[Stored data]

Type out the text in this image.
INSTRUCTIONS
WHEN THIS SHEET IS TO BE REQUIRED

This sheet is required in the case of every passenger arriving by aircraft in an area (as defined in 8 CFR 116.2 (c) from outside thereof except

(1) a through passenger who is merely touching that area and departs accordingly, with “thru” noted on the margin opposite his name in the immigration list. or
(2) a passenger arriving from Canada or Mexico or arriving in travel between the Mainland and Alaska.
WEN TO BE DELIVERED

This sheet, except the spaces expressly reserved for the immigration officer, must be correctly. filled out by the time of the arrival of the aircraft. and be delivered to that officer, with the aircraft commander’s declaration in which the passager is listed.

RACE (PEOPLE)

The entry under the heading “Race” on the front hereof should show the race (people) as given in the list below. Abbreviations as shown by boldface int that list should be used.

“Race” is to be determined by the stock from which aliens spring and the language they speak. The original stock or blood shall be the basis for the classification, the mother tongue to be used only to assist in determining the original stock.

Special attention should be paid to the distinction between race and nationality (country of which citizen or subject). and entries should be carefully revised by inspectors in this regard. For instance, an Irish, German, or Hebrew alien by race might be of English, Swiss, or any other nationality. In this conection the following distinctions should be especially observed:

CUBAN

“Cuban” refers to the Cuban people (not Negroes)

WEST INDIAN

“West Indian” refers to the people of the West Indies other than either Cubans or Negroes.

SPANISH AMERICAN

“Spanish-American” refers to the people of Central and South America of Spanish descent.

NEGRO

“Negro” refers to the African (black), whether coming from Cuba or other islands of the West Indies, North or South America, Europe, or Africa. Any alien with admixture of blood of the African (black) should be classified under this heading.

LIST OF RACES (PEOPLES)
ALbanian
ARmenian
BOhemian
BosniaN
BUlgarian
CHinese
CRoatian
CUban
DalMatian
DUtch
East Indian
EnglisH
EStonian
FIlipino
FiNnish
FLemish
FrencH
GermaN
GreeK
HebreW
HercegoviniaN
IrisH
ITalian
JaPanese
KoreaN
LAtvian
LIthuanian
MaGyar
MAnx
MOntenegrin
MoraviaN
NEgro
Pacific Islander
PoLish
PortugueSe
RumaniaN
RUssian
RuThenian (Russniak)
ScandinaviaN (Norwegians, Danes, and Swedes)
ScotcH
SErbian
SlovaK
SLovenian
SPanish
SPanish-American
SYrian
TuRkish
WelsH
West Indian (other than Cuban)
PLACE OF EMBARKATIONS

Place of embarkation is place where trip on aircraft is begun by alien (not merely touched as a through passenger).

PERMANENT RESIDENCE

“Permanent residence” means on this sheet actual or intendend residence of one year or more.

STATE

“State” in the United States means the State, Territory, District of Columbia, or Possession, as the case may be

**REQUIRED TASK**
Search the data above for the string "between" and copy each line that has it.

**THE ANSWER**
(2) a passenger arriving from Canada or Mexico or arriving in travel between the Mainland and Alaska.
Special attention should be paid to the distinction between race and nationality (country of which citizen or subject). and entries should be carefully revised by inspectors in this regard. For instance, an Irish, German, or Hebrew alien by race might be of English, Swiss, or any other nationality. In this conection the following distinctions should be especially observed:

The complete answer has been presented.